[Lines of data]
==*==
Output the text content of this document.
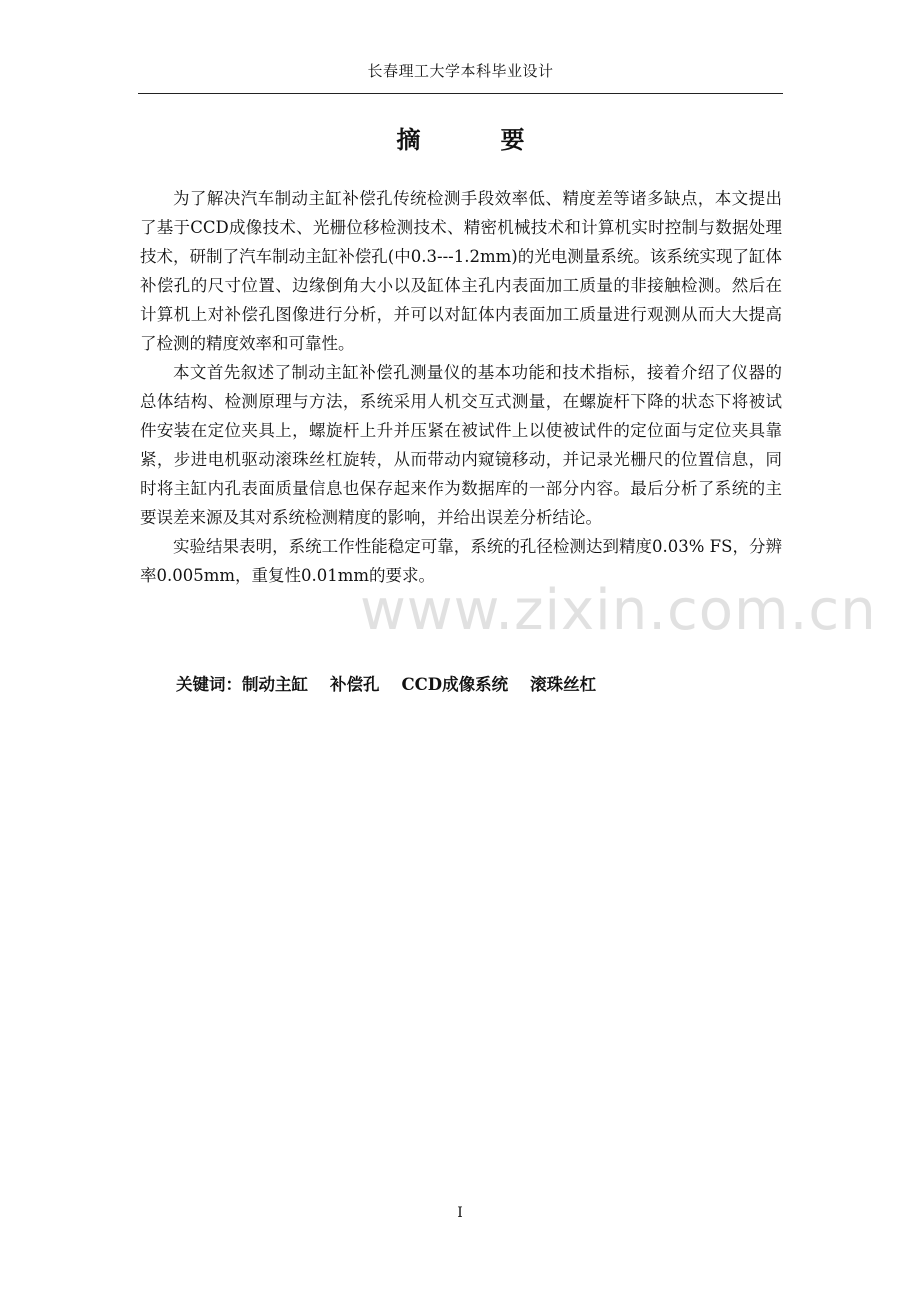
长春理工大学本科毕业设计
摘　要

为了解决汽车制动主缸补偿孔传统检测手段效率低、精度差等诸多缺点，本文提出了基于CCD成像技术、光栅位移检测技术、精密机械技术和计算机实时控制与数据处理技术，研制了汽车制动主缸补偿孔(中0.3---1.2mm)的光电测量系统。该系统实现了缸体补偿孔的尺寸位置、边缘倒角大小以及缸体主孔内表面加工质量的非接触检测。然后在计算机上对补偿孔图像进行分析，并可以对缸体内表面加工质量进行观测从而大大提高了检测的精度效率和可靠性。

本文首先叙述了制动主缸补偿孔测量仪的基本功能和技术指标，接着介绍了仪器的总体结构、检测原理与方法，系统采用人机交互式测量，在螺旋杆下降的状态下将被试件安装在定位夹具上，螺旋杆上升并压紧在被试件上以使被试件的定位面与定位夹具靠紧，步进电机驱动滚珠丝杠旋转，从而带动内窥镜移动，并记录光栅尺的位置信息，同时将主缸内孔表面质量信息也保存起来作为数据库的一部分内容。最后分析了系统的主要误差来源及其对系统检测精度的影响，并给出误差分析结论。

实验结果表明，系统工作性能稳定可靠，系统的孔径检测达到精度0.03% FS，分辨率0.005mm，重复性0.01mm的要求。

www.zixin.com.cn
关键词：制动主缸 补偿孔 CCD成像系统 滚珠丝杠
I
==*==
_AIM OF THE EXERCISE_
Transcribe the full listing character for character. Pictures are excluded.

_TASK RESULT_
Output the text content of this document.
长春理工大学本科毕业设计
摘　要

为了解决汽车制动主缸补偿孔传统检测手段效率低、精度差等诸多缺点，本文提出了基于CCD成像技术、光栅位移检测技术、精密机械技术和计算机实时控制与数据处理技术，研制了汽车制动主缸补偿孔(中0.3---1.2mm)的光电测量系统。该系统实现了缸体补偿孔的尺寸位置、边缘倒角大小以及缸体主孔内表面加工质量的非接触检测。然后在计算机上对补偿孔图像进行分析，并可以对缸体内表面加工质量进行观测从而大大提高了检测的精度效率和可靠性。

本文首先叙述了制动主缸补偿孔测量仪的基本功能和技术指标，接着介绍了仪器的总体结构、检测原理与方法，系统采用人机交互式测量，在螺旋杆下降的状态下将被试件安装在定位夹具上，螺旋杆上升并压紧在被试件上以使被试件的定位面与定位夹具靠紧，步进电机驱动滚珠丝杠旋转，从而带动内窥镜移动，并记录光栅尺的位置信息，同时将主缸内孔表面质量信息也保存起来作为数据库的一部分内容。最后分析了系统的主要误差来源及其对系统检测精度的影响，并给出误差分析结论。

实验结果表明，系统工作性能稳定可靠，系统的孔径检测达到精度0.03% FS，分辨率0.005mm，重复性0.01mm的要求。

www.zixin.com.cn
关键词：制动主缸 补偿孔 CCD成像系统 滚珠丝杠
I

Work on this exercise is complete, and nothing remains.